EXERCISE OBJECTIVE
Every line of the material that follows must be printed again exactly.

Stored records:

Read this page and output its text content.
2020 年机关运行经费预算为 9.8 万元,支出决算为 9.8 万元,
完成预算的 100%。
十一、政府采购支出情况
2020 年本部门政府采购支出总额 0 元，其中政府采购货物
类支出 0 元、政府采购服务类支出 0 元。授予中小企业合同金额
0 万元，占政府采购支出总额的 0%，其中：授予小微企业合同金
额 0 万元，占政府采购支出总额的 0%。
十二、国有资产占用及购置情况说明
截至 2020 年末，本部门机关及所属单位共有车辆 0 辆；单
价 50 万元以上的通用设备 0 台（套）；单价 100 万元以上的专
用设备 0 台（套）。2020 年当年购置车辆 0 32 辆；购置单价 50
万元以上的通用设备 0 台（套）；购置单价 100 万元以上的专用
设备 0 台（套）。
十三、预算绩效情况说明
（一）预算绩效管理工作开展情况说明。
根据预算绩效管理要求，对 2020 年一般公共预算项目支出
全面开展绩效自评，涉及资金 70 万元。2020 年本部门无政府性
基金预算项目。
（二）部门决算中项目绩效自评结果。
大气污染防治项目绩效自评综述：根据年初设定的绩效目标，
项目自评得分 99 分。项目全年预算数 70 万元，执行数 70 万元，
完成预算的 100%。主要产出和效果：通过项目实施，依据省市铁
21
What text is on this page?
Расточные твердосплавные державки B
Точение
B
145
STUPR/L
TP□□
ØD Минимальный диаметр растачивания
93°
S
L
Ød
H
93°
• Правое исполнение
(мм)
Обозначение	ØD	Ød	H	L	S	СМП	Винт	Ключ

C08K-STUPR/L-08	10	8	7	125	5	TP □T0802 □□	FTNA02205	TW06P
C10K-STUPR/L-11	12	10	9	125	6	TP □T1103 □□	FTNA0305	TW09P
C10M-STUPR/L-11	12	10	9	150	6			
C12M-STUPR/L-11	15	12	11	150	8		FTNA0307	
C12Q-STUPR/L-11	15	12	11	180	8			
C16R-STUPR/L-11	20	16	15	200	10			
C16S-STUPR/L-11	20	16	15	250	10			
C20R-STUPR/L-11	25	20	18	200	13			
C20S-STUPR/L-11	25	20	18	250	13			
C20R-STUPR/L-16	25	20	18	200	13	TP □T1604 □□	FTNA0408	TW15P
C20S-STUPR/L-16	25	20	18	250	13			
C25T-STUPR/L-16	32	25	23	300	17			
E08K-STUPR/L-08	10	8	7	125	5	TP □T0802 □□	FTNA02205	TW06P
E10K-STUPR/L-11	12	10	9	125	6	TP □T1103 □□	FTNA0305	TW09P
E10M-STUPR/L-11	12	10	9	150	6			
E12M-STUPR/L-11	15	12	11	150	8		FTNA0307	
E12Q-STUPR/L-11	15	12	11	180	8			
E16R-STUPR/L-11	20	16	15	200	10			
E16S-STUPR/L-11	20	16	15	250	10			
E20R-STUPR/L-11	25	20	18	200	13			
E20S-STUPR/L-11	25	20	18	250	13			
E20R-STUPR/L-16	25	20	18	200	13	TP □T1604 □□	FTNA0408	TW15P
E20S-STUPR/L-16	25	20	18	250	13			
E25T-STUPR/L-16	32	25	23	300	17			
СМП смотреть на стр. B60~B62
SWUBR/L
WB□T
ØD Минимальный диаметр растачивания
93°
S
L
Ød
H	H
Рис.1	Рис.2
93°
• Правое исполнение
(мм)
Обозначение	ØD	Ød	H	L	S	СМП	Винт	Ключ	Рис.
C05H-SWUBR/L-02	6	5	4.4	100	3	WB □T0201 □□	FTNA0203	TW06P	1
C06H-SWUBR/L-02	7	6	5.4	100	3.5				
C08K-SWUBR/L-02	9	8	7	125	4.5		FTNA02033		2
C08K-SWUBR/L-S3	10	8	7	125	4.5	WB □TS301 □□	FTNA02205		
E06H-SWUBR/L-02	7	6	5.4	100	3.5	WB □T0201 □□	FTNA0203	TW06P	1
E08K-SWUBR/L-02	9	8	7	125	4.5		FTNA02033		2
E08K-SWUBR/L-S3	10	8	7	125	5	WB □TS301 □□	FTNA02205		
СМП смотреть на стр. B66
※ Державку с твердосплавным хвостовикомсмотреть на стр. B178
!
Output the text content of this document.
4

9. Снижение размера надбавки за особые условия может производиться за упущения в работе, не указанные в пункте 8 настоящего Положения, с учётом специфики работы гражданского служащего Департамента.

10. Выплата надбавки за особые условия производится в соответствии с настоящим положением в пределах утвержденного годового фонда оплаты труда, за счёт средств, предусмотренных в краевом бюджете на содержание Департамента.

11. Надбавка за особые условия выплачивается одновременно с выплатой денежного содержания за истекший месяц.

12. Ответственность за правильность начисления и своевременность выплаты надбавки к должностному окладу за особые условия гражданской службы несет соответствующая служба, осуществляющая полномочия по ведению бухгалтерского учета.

FINAL RESULT
Read this page and output its text content.
2020 年机关运行经费预算为 9.8 万元,支出决算为 9.8 万元,
完成预算的 100%。
十一、政府采购支出情况
2020 年本部门政府采购支出总额 0 元，其中政府采购货物
类支出 0 元、政府采购服务类支出 0 元。授予中小企业合同金额
0 万元，占政府采购支出总额的 0%，其中：授予小微企业合同金
额 0 万元，占政府采购支出总额的 0%。
十二、国有资产占用及购置情况说明
截至 2020 年末，本部门机关及所属单位共有车辆 0 辆；单
价 50 万元以上的通用设备 0 台（套）；单价 100 万元以上的专
用设备 0 台（套）。2020 年当年购置车辆 0 32 辆；购置单价 50
万元以上的通用设备 0 台（套）；购置单价 100 万元以上的专用
设备 0 台（套）。
十三、预算绩效情况说明
（一）预算绩效管理工作开展情况说明。
根据预算绩效管理要求，对 2020 年一般公共预算项目支出
全面开展绩效自评，涉及资金 70 万元。2020 年本部门无政府性
基金预算项目。
（二）部门决算中项目绩效自评结果。
大气污染防治项目绩效自评综述：根据年初设定的绩效目标，
项目自评得分 99 分。项目全年预算数 70 万元，执行数 70 万元，
完成预算的 100%。主要产出和效果：通过项目实施，依据省市铁
21
What text is on this page?
Расточные твердосплавные державки B
Точение
B
145
STUPR/L
TP□□
ØD Минимальный диаметр растачивания
93°
S
L
Ød
H
93°
• Правое исполнение
(мм)
Обозначение	ØD	Ød	H	L	S	СМП	Винт	Ключ

C08K-STUPR/L-08	10	8	7	125	5	TP □T0802 □□	FTNA02205	TW06P
C10K-STUPR/L-11	12	10	9	125	6	TP □T1103 □□	FTNA0305	TW09P
C10M-STUPR/L-11	12	10	9	150	6			
C12M-STUPR/L-11	15	12	11	150	8		FTNA0307	
C12Q-STUPR/L-11	15	12	11	180	8			
C16R-STUPR/L-11	20	16	15	200	10			
C16S-STUPR/L-11	20	16	15	250	10			
C20R-STUPR/L-11	25	20	18	200	13			
C20S-STUPR/L-11	25	20	18	250	13			
C20R-STUPR/L-16	25	20	18	200	13	TP □T1604 □□	FTNA0408	TW15P
C20S-STUPR/L-16	25	20	18	250	13			
C25T-STUPR/L-16	32	25	23	300	17			
E08K-STUPR/L-08	10	8	7	125	5	TP □T0802 □□	FTNA02205	TW06P
E10K-STUPR/L-11	12	10	9	125	6	TP □T1103 □□	FTNA0305	TW09P
E10M-STUPR/L-11	12	10	9	150	6			
E12M-STUPR/L-11	15	12	11	150	8		FTNA0307	
E12Q-STUPR/L-11	15	12	11	180	8			
E16R-STUPR/L-11	20	16	15	200	10			
E16S-STUPR/L-11	20	16	15	250	10			
E20R-STUPR/L-11	25	20	18	200	13			
E20S-STUPR/L-11	25	20	18	250	13			
E20R-STUPR/L-16	25	20	18	200	13	TP □T1604 □□	FTNA0408	TW15P
E20S-STUPR/L-16	25	20	18	250	13			
E25T-STUPR/L-16	32	25	23	300	17			
СМП смотреть на стр. B60~B62
SWUBR/L
WB□T
ØD Минимальный диаметр растачивания
93°
S
L
Ød
H	H
Рис.1	Рис.2
93°
• Правое исполнение
(мм)
Обозначение	ØD	Ød	H	L	S	СМП	Винт	Ключ	Рис.
C05H-SWUBR/L-02	6	5	4.4	100	3	WB □T0201 □□	FTNA0203	TW06P	1
C06H-SWUBR/L-02	7	6	5.4	100	3.5				
C08K-SWUBR/L-02	9	8	7	125	4.5		FTNA02033		2
C08K-SWUBR/L-S3	10	8	7	125	4.5	WB □TS301 □□	FTNA02205		
E06H-SWUBR/L-02	7	6	5.4	100	3.5	WB □T0201 □□	FTNA0203	TW06P	1
E08K-SWUBR/L-02	9	8	7	125	4.5		FTNA02033		2
E08K-SWUBR/L-S3	10	8	7	125	5	WB □TS301 □□	FTNA02205		
СМП смотреть на стр. B66
※ Державку с твердосплавным хвостовикомсмотреть на стр. B178
!
Output the text content of this document.
4

9. Снижение размера надбавки за особые условия может производиться за упущения в работе, не указанные в пункте 8 настоящего Положения, с учётом специфики работы гражданского служащего Департамента.

10. Выплата надбавки за особые условия производится в соответствии с настоящим положением в пределах утвержденного годового фонда оплаты труда, за счёт средств, предусмотренных в краевом бюджете на содержание Департамента.

11. Надбавка за особые условия выплачивается одновременно с выплатой денежного содержания за истекший месяц.

12. Ответственность за правильность начисления и своевременность выплаты надбавки к должностному окладу за особые условия гражданской службы несет соответствующая служба, осуществляющая полномочия по ведению бухгалтерского учета.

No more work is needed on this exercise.